(Document segment):
▽
Saturday, January 27, 2007

R.I.P.

My mom's best friend died Friday night.

Everyone, I think, no matter how old they are, has a friend like Kay. They're loyal, always there when you need something, always ready to include you in their plans, and you'd appreciate these sterling qualities more if they didn't have so many habits that drove you stone-cold crazy. They second-guess your driving or pick lint off your carpet or display an astonishing ability to ignore the clock and always, always arrive late. They sneeze dramatically in restaurants and blame it on the air-conditioning vent, even in high December; when they're in your house, they're constantly twitching their noses as though they smell something disagreeable, but they'll never tell you what it is.

Kay was one of these friends. I would call my mom and listen to another Kay story--what she'd done, what she'd said, how annoyed my mother was by it--and I'd know that advice wasn't what she wanted; she wanted a listening ear, someone to tell her that she wasn't wrong to be annoyed. I didn't always give her that; sometimes, if I thought she was blowing something out of proportion, I'd just tell Mom, "I find it discouraging to have absolute PROOF that--even at seventy-five years old--we never really mature past junior high." She would laugh, usually, and always add, "I shouldn't complain...she's such a good friend."

And she was. Kay had five sons and daughters; the youngest, a girl, had been in grade school a year ahead of me. Some of them lived out of town, some in the area--I never did get them all straight in my head: who was one of Kay's kids and who were the sons- and daughters-in-law, which grandkid belonged to which parent, who lived where. But all of them, when they invited their mother somewhere, almost always invited my mom too. Baptisms, birthday parties, anniversaries, First Communions--my mom was always invited to come along with Kay. ("I wonder if they think we're lesbians or something," my mom laughed once.) Kay's kids treated my mom better than her own family treated her, something for which I was always grateful.

Mom and Kay were part of a larger group, a loosely-knit bunch of older ladies. There was always drama in this group--who had insulted whom, who hadn't been properly glad to see whom, all sorts of intrigue--but at least my mom wasn't sitting home alone on the weekends. I often said half-jokingly, "Mom has a better social life than I do." They went to dinner, celebrated each others' birthdays, dressed up together for Halloween parties at the widows-and-widowers club. And once a month, they played poker.

It was at Wednesday's poker game that Mom first noticed something was wrong with Kay. "She looked pale," Mom told me Thursday when I called, "like maybe something was wrong. And then this morning when I called her...she sounded..." She paused, fishing for a description of how strange Kay had sounded. "She sounded like she'd had a few, actually," Mom said. "But I know Kay's not a drinker..." She'd had bronchitis, Mom said, and as usual she was refusing to go to the doctor. "She doesn't even HAVE a primary-care doctor! When she gets sick she goes to the Doc-in-the-Box..."--Mom's name for the urgent-care clinic in our neighborhood--"and they give her antibiotics or whatever. But she hasn't had a full medical workup in probably twenty-five or thirty YEARS." Though I share my dad's antipathy toward medical attention, even I thought a quarter-century gap between appointments was a bit extreme; to Mom, the retired nurse, it's heresy. "I hope everything's okay," Mom said.
△
Items listed in a dataset:
▽
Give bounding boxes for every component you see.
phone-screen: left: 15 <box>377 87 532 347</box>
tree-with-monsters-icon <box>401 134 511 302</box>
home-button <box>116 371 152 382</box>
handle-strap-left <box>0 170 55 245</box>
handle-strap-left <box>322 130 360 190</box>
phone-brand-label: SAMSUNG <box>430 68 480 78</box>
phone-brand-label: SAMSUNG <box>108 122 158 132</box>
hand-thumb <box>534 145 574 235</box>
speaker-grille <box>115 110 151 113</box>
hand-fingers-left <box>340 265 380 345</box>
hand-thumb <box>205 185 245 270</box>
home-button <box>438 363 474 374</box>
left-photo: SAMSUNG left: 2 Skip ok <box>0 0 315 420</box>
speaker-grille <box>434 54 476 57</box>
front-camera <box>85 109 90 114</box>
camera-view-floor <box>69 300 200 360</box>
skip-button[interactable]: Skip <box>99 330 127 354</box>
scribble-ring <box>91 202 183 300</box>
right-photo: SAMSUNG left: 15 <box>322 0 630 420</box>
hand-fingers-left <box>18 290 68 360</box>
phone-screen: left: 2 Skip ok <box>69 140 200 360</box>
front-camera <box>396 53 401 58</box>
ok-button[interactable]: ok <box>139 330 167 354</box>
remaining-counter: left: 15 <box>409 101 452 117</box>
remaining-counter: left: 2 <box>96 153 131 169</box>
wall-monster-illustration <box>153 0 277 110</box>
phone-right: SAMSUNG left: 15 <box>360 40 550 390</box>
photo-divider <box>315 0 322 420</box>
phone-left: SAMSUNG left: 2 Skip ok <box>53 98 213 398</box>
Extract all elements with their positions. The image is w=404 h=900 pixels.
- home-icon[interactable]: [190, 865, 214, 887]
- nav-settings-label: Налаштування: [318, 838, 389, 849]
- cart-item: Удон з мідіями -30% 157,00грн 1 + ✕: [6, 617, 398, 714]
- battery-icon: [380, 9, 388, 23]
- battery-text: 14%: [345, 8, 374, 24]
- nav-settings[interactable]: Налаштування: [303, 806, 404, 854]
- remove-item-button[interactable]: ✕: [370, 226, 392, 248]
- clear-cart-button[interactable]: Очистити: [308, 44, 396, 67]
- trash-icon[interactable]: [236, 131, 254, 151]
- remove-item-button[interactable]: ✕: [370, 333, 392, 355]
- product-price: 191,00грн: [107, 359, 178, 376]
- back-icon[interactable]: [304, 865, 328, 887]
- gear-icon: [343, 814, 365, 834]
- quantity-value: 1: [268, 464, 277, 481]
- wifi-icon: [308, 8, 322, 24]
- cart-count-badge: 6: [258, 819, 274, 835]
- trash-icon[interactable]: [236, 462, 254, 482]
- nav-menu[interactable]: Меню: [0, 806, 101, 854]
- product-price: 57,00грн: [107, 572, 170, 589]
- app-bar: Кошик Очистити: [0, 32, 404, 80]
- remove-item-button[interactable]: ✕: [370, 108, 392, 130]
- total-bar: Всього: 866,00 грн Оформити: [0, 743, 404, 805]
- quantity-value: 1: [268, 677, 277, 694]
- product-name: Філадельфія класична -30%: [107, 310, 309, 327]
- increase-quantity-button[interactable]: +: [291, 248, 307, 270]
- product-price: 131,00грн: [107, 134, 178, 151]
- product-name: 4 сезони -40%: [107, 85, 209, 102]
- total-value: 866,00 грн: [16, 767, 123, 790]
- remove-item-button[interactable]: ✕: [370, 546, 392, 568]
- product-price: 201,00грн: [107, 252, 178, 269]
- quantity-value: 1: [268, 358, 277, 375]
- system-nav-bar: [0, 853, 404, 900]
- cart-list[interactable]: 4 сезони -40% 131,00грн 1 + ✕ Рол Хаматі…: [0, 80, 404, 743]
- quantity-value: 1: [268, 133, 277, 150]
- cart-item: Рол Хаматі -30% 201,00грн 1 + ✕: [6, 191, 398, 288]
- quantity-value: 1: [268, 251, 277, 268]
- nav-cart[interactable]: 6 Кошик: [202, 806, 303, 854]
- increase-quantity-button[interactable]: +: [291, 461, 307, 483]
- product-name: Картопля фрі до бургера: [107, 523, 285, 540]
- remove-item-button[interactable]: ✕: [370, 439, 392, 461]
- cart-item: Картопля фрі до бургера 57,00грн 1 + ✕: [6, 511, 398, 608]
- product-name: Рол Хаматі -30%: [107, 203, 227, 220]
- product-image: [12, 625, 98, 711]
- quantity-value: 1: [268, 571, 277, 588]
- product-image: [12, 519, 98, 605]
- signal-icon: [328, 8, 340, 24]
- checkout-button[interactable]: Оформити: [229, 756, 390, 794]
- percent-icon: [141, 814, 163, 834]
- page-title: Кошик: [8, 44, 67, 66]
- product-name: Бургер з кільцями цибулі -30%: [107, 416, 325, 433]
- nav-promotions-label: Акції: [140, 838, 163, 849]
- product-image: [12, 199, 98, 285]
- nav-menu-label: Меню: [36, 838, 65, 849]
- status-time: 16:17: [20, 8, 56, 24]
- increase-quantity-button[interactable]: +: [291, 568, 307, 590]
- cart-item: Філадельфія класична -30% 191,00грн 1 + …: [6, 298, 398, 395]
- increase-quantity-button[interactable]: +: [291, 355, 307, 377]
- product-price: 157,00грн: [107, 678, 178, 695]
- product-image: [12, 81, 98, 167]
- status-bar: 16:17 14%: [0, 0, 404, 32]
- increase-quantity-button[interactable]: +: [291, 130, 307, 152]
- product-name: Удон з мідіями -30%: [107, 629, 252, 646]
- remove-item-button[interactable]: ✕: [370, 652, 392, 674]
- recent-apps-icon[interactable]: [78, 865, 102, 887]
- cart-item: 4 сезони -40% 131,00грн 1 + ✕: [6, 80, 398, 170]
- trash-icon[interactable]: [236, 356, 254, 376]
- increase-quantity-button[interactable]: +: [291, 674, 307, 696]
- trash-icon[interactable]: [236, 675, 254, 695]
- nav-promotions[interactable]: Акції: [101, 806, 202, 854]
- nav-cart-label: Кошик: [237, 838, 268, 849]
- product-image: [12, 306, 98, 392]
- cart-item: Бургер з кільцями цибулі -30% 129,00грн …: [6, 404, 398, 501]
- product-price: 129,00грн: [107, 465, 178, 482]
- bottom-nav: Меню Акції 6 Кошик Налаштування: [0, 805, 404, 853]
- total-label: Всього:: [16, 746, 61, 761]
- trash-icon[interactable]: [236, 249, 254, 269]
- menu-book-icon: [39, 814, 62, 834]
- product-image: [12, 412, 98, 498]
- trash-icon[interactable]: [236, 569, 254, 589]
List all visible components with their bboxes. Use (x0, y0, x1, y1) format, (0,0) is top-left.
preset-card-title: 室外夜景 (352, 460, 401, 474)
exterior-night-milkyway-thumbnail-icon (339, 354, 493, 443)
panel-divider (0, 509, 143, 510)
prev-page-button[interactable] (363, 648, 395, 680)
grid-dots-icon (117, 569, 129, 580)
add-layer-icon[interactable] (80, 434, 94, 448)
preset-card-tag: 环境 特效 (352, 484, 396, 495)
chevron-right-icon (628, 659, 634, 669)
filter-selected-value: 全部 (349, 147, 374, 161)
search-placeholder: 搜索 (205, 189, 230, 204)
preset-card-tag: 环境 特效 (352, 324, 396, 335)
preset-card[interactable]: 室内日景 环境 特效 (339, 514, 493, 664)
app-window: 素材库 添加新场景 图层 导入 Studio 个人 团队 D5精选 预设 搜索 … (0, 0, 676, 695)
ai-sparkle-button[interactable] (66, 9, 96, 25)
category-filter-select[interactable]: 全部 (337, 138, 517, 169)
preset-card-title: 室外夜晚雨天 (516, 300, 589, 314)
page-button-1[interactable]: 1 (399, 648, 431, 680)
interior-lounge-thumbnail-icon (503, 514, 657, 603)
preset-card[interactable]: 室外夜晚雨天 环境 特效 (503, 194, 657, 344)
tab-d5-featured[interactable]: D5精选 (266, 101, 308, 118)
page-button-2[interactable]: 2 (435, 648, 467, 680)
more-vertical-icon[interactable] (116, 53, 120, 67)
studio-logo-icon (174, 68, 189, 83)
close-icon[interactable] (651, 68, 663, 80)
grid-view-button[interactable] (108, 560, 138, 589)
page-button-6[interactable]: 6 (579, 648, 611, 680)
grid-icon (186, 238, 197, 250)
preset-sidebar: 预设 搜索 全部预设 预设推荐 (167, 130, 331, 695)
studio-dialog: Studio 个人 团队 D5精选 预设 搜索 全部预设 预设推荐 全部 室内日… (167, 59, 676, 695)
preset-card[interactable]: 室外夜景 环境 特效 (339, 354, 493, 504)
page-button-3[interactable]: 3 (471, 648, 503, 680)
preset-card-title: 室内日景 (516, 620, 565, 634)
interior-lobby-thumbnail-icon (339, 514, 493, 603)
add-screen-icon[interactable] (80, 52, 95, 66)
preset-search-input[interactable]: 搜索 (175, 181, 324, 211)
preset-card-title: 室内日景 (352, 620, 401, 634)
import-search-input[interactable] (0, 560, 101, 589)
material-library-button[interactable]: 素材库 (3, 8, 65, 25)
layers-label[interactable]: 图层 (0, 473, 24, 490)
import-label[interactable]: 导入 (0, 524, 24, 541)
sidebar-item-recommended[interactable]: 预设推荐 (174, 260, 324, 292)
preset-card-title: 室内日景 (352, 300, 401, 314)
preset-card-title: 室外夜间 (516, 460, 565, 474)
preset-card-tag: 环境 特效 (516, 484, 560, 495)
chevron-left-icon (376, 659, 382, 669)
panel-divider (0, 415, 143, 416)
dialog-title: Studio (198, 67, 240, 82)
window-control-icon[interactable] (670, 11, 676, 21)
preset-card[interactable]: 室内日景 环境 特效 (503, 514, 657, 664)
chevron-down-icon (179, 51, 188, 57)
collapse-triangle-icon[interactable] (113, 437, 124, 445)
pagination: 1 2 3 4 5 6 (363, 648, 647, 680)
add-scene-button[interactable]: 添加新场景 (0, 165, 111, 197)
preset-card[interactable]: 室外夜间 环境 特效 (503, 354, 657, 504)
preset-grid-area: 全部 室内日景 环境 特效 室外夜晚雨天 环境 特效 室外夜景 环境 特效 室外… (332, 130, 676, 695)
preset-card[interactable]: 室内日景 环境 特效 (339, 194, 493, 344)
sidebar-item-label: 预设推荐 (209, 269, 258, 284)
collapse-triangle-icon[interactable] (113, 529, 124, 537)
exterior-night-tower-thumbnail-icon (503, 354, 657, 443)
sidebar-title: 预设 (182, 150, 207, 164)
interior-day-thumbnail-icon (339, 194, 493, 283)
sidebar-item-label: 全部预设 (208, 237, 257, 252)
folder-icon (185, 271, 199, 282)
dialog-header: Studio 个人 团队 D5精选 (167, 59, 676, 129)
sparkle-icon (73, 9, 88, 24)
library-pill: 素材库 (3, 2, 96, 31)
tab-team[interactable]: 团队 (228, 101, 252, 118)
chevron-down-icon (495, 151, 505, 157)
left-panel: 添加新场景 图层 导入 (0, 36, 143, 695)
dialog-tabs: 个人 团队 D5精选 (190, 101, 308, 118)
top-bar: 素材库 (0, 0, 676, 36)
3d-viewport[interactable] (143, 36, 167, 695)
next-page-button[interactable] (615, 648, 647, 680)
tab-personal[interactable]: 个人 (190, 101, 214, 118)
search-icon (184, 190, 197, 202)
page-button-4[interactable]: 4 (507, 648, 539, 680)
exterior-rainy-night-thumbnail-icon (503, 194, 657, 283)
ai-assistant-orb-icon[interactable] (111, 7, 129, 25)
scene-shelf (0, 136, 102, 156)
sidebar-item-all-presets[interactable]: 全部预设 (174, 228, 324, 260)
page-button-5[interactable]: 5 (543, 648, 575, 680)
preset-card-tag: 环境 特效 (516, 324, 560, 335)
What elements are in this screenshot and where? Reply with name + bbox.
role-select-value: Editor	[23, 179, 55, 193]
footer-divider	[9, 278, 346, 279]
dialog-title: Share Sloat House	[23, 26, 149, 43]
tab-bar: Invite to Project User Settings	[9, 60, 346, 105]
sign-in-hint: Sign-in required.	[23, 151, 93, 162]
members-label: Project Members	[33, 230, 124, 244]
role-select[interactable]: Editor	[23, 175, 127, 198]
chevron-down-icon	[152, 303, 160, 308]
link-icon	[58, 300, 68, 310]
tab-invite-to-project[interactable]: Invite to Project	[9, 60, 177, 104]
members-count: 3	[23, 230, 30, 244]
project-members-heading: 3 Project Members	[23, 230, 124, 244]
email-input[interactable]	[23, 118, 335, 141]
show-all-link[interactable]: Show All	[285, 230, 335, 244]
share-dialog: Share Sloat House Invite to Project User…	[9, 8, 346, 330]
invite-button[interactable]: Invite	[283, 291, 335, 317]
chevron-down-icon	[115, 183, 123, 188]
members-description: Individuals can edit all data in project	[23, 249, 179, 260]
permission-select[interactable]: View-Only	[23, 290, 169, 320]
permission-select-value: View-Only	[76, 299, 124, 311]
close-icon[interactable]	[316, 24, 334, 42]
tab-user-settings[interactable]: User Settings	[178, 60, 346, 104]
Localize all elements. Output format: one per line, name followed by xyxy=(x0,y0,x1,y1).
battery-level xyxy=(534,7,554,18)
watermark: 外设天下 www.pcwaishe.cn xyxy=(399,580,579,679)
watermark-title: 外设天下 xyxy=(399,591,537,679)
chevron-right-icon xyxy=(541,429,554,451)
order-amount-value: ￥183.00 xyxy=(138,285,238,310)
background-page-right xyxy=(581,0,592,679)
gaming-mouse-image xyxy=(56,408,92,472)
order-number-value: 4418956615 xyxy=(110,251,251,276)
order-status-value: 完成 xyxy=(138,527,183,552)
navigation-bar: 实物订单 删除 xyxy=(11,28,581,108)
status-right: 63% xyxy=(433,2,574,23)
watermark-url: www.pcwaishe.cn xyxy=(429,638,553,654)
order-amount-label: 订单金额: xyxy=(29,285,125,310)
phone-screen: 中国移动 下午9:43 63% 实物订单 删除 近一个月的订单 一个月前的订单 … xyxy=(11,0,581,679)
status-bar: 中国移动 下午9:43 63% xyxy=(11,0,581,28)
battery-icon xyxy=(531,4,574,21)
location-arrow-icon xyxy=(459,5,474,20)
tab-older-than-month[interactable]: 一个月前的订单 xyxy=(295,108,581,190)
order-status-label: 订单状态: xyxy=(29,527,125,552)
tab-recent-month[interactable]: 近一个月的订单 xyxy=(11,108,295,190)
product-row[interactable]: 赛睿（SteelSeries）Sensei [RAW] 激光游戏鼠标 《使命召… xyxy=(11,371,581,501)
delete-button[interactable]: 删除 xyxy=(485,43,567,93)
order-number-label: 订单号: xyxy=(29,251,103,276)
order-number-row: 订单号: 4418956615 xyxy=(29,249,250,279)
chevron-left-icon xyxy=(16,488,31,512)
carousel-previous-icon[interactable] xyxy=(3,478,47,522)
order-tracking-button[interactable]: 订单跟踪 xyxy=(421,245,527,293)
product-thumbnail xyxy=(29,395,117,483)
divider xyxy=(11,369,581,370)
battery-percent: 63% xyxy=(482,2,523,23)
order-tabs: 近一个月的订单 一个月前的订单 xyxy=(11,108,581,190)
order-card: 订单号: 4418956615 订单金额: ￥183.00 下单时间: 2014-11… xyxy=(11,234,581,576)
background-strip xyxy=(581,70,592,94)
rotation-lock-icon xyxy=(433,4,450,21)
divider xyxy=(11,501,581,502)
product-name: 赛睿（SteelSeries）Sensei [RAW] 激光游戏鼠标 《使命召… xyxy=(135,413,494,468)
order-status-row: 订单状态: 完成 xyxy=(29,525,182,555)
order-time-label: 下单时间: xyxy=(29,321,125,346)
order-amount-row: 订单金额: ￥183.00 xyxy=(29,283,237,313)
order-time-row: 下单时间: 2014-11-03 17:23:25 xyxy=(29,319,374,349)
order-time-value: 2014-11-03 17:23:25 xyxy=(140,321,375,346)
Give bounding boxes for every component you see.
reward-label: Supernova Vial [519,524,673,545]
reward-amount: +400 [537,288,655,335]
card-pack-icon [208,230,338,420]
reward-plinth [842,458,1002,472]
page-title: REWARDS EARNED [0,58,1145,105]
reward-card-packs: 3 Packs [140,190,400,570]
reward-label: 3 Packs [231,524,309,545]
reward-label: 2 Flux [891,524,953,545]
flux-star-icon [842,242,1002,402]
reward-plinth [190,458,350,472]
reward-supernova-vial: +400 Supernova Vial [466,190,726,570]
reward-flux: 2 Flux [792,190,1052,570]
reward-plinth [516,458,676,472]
△
(Set of tasks):
1) Can you reproduce the passage of the blog post about Kay from "Saturday, January 27, 2007" to "what it is." word for word?
2) Would you carry on the blog post about Kay from the point where it stops?

(Task-by-task results):
1)
Saturday, January 27, 2007

R.I.P.

My mom's best friend died Friday night.

Everyone, I think, no matter how old they are, has a friend like Kay. They're loyal, always there when you need something, always ready to include you in their plans, and you'd appreciate these sterling qualities more if they didn't have so many habits that drove you stone-cold crazy. They second-guess your driving or pick lint off your carpet or display an astonishing ability to ignore the clock and always, always arrive late. They sneeze dramatically in restaurants and blame it on the air-conditioning vent, even in high December; when they're in your house, they're constantly twitching their noses as though they smell something disagreeable, but they'll never tell you what it is.

2)
It wasn't. Thursday night Mom called me and told me she'd had another strange conversation with Kay; she was slurring her words, Mom said, and losing her place in the middle of sentences. "I called Tracy," she said, naming one of Kay's daughters, "and I said to her 'I don't mean to be nosy or anything, but I'm really worried.'" Apparently the rest of the family was worried too, and tried to talk her into going to the hospital, but Kay was adamant. "I'll go to the doctor on Monday if I don't feel better," she told them sometime Thursday.

Friday afternoon Mom called me again, even more worried. "I called Rae-Ann,"--Kay's daughter-in-law--"and she's going over later to check on her and see if she can't drag her to the hospital. I talked to her again this morning and she just sounded terrible--like she wasn't all there!" Under the edges of the worry, I could tell she was annoyed, too. "What can you do with someone so stubborn?" she asked.

Friday evening, Mom called again, just before 7:00. "They just took Kay to the hospital," she said. "Rae-Ann and Tracy said they went over at about 6:00 and they found her on the floor, unresponsive. They called the ambulance...I told them to call me as soon as they knew anything," she said.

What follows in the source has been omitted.